Data in this exercise -
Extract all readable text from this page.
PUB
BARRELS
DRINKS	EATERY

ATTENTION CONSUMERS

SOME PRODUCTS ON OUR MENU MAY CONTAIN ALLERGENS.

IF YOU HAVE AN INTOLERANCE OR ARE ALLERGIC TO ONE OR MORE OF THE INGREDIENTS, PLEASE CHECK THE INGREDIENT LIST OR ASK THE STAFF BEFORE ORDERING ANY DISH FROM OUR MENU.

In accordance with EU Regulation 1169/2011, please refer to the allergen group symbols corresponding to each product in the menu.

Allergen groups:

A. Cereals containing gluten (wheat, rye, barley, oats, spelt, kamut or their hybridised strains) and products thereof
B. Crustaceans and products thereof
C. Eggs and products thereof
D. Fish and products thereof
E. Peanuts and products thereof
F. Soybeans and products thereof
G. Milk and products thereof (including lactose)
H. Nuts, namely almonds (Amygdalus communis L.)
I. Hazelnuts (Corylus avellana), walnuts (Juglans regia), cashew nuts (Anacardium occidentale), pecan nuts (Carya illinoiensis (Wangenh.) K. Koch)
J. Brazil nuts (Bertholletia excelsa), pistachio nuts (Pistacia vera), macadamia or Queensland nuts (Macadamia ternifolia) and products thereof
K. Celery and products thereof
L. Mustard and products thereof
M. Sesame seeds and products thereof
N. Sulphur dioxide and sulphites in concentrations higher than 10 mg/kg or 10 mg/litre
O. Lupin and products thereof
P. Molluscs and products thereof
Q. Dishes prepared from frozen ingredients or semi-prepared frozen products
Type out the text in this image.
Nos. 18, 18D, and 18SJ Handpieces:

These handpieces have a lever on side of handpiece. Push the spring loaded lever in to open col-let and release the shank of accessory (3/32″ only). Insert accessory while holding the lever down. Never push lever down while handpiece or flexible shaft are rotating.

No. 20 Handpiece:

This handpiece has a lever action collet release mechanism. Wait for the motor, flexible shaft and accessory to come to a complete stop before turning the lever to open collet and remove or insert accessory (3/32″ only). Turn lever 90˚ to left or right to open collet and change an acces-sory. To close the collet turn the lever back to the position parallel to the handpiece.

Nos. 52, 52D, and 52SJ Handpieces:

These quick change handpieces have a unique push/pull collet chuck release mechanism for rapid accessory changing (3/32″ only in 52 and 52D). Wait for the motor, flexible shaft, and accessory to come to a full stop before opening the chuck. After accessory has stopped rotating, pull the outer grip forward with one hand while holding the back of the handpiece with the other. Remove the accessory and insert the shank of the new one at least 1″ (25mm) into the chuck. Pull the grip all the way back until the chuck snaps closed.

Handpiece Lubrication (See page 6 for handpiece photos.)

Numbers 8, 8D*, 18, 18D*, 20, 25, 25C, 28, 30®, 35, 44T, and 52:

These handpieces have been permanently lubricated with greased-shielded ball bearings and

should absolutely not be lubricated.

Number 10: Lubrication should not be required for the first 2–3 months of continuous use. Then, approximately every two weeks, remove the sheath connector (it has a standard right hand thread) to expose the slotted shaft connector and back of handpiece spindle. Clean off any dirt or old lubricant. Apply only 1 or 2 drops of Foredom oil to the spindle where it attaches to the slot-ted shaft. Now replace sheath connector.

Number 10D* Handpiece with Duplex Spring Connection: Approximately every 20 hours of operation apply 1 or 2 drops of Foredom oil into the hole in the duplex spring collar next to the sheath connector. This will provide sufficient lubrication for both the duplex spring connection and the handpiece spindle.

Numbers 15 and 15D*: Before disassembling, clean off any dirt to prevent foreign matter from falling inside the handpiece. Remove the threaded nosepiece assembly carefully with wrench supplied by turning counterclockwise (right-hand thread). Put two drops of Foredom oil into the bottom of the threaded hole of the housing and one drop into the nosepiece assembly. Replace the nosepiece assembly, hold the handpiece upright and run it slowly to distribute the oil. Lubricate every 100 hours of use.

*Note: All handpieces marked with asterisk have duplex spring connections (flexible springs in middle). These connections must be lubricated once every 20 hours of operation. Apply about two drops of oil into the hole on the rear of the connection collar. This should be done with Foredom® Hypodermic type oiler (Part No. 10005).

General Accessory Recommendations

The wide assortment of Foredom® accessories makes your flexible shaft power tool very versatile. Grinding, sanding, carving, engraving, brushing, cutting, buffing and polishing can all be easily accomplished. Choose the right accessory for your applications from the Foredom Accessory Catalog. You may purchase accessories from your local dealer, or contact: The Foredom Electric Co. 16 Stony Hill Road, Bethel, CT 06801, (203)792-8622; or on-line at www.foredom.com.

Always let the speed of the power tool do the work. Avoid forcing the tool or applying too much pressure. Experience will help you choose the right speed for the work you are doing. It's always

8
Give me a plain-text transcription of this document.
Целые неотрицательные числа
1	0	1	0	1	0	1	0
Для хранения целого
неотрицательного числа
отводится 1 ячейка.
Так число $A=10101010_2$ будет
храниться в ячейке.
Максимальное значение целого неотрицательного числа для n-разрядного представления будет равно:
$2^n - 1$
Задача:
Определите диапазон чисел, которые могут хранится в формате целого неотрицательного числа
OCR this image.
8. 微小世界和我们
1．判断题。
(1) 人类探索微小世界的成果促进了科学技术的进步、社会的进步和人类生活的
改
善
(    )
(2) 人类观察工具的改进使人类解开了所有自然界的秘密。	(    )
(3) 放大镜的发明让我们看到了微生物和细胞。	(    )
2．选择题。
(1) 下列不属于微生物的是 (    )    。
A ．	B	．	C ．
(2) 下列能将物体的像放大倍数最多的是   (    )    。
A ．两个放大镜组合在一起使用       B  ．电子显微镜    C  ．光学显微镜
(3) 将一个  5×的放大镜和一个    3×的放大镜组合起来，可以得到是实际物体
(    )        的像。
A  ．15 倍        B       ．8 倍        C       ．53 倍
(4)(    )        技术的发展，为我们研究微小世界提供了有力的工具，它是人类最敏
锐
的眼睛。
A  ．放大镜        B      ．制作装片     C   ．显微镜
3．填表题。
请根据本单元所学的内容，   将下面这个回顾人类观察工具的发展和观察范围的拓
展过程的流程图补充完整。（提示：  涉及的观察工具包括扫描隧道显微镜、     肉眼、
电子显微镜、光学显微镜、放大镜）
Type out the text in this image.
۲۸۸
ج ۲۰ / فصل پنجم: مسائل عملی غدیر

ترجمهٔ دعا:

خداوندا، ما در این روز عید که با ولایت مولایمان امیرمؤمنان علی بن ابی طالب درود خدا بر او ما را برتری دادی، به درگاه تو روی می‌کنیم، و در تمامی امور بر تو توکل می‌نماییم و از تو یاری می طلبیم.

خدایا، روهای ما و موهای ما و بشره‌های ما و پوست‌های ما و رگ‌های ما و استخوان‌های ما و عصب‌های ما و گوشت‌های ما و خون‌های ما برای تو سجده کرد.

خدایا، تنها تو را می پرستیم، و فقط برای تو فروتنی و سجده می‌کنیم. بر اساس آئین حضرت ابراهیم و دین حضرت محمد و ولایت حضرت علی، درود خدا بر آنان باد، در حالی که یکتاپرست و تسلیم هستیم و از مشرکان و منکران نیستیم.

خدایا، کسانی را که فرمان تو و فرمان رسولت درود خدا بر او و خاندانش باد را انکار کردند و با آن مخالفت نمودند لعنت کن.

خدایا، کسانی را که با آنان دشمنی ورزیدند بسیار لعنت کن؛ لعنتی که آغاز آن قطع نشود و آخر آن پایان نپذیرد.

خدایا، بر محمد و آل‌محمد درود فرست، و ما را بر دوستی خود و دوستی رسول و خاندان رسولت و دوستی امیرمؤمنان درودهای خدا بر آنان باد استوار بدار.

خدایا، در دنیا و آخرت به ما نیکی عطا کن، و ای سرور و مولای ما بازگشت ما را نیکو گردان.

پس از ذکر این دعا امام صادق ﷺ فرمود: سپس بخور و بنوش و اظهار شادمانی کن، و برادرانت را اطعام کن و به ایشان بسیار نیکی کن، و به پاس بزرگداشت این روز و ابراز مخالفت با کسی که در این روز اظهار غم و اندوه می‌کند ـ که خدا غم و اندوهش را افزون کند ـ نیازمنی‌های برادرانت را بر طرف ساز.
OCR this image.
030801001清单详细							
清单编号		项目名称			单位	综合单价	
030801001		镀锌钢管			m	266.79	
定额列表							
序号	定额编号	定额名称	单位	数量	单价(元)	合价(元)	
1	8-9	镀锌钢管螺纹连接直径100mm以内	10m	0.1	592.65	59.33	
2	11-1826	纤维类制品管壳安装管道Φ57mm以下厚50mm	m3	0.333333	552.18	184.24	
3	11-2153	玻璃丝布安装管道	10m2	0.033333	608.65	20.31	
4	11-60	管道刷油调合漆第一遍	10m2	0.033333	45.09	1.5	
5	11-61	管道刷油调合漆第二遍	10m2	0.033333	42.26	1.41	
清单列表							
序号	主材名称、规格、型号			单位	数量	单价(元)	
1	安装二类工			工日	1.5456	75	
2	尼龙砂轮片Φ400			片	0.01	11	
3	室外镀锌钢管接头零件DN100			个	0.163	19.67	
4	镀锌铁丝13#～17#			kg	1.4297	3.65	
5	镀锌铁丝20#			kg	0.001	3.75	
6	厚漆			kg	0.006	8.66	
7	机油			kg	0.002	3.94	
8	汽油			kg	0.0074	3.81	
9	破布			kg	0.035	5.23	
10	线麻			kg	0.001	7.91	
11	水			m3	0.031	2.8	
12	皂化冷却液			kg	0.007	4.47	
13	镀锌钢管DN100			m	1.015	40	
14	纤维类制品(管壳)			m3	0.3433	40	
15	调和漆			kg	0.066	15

To be done - Your answer should be a single number: how many lines in the data above include "光学显微镜"?

Reply - 2